Determine how many lines in the listing hold "scores" and give only that number.

- - -

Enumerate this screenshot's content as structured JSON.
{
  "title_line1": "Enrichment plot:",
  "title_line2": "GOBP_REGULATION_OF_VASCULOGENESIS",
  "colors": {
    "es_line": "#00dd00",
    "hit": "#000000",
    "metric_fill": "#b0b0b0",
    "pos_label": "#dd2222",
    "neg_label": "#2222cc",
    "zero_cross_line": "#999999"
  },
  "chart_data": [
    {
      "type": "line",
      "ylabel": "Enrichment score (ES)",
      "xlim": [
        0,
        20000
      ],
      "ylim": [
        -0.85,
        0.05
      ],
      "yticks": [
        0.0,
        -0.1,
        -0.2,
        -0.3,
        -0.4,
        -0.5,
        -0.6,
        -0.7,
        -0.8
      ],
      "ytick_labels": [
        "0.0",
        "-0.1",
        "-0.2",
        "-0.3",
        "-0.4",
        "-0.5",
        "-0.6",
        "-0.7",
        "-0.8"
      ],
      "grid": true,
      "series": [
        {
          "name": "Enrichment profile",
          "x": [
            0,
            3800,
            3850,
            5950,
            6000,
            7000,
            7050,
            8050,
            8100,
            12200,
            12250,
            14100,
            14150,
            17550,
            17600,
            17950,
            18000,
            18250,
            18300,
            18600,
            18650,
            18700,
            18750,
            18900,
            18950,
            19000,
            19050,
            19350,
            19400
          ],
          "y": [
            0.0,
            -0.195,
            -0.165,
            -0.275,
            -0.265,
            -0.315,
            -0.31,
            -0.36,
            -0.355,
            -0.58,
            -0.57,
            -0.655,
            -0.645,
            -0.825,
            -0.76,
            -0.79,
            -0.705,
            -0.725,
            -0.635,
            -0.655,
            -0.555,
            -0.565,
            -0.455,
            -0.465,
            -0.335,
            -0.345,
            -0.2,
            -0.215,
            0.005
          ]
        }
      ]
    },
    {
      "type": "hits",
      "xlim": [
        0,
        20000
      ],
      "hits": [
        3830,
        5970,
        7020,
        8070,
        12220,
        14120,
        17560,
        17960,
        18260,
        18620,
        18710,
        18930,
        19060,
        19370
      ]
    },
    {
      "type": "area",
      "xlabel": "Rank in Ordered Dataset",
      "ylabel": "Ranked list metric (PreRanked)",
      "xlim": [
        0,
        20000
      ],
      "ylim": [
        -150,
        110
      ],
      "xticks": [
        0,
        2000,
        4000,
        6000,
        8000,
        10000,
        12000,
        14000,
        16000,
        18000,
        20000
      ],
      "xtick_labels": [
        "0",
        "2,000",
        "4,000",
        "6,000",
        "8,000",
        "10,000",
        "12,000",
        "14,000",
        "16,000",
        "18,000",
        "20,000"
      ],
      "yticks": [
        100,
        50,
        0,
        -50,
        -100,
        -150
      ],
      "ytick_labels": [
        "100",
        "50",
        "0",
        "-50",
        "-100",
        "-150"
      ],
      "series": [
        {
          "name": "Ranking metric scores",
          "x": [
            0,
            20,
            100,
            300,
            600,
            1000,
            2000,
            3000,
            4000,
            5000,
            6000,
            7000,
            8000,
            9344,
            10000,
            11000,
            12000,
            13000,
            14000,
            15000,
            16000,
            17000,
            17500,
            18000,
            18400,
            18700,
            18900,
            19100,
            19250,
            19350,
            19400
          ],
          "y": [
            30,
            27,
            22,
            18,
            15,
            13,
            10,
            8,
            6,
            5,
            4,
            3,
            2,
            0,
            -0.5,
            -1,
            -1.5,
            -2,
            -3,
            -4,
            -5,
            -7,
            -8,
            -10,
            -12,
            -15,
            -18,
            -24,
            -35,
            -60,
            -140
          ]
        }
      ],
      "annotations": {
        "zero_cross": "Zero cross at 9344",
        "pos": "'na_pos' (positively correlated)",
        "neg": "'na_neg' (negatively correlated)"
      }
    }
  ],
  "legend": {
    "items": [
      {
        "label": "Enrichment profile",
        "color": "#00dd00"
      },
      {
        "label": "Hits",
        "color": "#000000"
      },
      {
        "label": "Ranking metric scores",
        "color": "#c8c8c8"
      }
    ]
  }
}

- - -

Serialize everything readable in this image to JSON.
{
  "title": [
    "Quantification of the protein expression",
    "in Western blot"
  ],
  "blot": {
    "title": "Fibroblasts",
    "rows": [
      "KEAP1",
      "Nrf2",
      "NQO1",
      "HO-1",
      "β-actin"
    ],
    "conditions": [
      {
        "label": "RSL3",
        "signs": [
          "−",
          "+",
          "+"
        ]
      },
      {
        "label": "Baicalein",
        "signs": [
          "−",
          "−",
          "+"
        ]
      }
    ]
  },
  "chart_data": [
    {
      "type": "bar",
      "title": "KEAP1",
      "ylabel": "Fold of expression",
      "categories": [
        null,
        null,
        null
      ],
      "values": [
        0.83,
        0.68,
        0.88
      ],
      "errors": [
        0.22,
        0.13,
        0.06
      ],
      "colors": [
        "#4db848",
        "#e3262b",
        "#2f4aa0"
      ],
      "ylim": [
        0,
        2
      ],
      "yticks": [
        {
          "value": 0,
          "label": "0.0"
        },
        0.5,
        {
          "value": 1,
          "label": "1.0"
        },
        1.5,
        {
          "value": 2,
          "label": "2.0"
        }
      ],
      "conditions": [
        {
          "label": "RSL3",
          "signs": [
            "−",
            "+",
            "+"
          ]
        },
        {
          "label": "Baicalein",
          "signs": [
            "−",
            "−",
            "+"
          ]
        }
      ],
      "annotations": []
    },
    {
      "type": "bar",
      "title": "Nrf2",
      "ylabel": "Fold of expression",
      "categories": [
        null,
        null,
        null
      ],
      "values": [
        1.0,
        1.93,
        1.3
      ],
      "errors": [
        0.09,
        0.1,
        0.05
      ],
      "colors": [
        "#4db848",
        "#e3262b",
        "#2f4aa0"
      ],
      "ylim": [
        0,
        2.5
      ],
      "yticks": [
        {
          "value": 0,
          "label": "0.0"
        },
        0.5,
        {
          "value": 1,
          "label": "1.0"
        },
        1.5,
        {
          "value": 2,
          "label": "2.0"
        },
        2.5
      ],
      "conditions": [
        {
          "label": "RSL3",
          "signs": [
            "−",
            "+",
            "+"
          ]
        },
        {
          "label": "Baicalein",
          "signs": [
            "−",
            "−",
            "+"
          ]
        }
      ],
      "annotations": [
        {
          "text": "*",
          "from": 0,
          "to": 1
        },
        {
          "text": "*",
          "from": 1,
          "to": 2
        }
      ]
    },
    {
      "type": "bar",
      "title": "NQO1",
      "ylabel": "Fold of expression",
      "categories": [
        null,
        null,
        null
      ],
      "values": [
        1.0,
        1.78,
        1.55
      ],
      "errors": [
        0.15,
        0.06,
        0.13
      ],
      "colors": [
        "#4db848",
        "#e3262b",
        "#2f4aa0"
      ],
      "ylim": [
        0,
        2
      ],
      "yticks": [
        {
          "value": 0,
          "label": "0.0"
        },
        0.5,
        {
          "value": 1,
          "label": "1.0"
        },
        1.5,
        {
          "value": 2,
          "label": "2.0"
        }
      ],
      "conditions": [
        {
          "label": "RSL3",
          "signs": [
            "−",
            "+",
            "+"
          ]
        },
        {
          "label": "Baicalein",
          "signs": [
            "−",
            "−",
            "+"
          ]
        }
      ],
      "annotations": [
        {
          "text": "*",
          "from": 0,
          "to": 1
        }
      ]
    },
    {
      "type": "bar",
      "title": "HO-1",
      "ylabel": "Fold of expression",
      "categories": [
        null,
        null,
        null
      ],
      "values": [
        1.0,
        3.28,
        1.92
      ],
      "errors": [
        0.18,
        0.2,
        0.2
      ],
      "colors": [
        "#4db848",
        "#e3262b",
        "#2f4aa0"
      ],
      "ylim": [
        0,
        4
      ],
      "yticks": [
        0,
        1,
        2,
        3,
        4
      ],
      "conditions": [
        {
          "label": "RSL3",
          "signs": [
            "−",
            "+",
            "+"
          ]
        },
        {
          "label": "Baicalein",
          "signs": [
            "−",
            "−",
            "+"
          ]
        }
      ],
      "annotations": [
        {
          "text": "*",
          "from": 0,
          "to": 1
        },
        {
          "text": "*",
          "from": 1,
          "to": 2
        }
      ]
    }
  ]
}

- - -

- Task result: 2